[EXCERPT TO READ]:
C# Getting the pixel data efficiently from System.Drawing.Bitmap

Arokh picture Arokh · Sep 10, 2011 · Viewed 20.8k times · Source

I have several (~2GB) raw 24bpp RGB files on HDD. Now I want to retrieve a portion of it and scale it to the desired size.
(The only scales allowed are 1, 1/2, 1/4, 1/8, ..., 1/256)

So I'm currently reading every line from the rectangle of interest into an array, which leaves me with a bitmap which has correct height but wrong width.

As the next step I'm creating a Bitmap from the newly created array.
This is done with by using a pointer so there is no copying of data involved.
Next I'm calling GetThumbnailImage on the Bitmap, which creates a new bitmap with the correct dimensions.

Now I want to return the raw pixel data (as a byte array) of the newly created bitmap. But to achieve that I'm currently copying the data using LockBits into a new array.

So my question is: Is there a way to get the pixel data from a Bitmap into a byte array without copying it?

Something like:

var bitmapData = scaledBitmap.LockBits(...)
byte[] rawBitmapData = (byte[])bitmapData.Scan0.ToPointer()

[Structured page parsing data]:
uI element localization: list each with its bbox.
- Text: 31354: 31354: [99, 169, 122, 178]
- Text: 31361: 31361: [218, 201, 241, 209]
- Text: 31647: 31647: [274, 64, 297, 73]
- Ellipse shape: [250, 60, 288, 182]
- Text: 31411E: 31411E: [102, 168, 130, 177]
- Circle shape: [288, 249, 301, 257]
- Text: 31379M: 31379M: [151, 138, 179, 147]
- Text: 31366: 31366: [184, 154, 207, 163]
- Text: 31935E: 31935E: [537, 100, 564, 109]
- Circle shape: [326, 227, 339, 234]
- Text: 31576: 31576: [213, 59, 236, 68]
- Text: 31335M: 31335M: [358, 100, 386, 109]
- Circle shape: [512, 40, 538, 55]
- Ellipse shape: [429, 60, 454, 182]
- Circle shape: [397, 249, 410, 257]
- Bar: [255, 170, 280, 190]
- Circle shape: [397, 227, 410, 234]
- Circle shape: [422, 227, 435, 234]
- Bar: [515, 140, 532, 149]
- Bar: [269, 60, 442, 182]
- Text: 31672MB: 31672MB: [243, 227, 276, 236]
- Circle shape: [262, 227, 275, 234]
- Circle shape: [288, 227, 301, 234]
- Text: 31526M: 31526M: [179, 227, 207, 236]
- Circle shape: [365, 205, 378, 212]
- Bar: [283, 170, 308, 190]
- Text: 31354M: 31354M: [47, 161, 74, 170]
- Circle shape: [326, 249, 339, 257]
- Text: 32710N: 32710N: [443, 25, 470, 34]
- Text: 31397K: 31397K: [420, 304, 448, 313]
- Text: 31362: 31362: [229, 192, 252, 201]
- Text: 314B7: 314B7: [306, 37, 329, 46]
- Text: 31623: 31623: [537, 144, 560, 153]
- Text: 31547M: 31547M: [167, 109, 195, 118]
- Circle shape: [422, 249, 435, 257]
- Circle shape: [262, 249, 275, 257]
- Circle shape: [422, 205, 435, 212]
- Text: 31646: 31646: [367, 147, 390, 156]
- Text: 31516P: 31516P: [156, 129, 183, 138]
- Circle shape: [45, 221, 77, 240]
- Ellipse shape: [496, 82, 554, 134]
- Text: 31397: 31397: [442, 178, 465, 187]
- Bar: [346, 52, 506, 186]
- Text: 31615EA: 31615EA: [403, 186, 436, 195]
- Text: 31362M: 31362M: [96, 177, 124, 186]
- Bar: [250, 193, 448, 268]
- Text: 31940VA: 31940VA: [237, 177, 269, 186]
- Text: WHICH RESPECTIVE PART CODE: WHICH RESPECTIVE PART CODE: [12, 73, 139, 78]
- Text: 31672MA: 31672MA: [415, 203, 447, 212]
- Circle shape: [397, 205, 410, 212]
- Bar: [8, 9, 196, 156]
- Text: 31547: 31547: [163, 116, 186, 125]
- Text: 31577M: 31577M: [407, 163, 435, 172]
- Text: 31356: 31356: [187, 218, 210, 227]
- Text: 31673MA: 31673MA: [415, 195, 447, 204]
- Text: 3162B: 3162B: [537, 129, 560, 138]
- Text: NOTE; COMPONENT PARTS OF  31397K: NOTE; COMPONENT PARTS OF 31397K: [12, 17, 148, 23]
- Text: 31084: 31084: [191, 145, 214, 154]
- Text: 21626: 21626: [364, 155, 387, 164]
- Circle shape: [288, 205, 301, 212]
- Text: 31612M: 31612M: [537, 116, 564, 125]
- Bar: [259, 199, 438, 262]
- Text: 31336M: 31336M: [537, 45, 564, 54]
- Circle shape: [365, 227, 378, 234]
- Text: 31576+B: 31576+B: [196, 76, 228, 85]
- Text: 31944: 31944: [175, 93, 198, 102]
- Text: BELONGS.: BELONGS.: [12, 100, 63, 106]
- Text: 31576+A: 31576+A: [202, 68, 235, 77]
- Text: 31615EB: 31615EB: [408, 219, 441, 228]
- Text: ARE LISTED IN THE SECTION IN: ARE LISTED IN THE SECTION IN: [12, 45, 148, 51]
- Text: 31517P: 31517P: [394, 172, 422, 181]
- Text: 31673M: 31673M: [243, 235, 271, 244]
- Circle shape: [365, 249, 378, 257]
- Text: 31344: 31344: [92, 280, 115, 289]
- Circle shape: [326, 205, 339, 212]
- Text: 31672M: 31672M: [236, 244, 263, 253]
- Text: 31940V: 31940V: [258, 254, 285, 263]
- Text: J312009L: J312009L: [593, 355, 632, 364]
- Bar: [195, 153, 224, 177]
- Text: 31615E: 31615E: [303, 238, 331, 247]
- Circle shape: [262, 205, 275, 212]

[ACTIVITY A]:
In the Bitmap pixel data post, which method does the author call to create a new bitmap with the correct dimensions?
[ACTIVITY B]:
Please write what comes next in the Bitmap pixel data post, starting after its last line.

[TASK OUTPUT A]:
GetThumbnailImage

[TASK OUTPUT B]:
scaledBitmap.UnlockBits(bitmapData)
return rawBitmapData 

I'm well aware that this doesn't work, it is just an example to what I basically want to achieve.

Answer

TheCodeKing picture TheCodeKing · Sep 10, 2011

I think this is your best bet.

var bitmapData = scaledBitmap.LockBits(...);
var length = bitmapData.Stride * bitmapData.Height;

byte[] bytes = new byte[length];

// Copy bitmap to byte[]
Marshal.Copy(bitmapData.Scan0, bytes, 0, length);
scaledBitmap.UnlockBits(bitmapData);

You have to copy it, if you want a pass around a byte[].

You don't have to delete the bytes that were allocated, you just need to Dispose of the original Bitmap object when done as it implements IDisposable.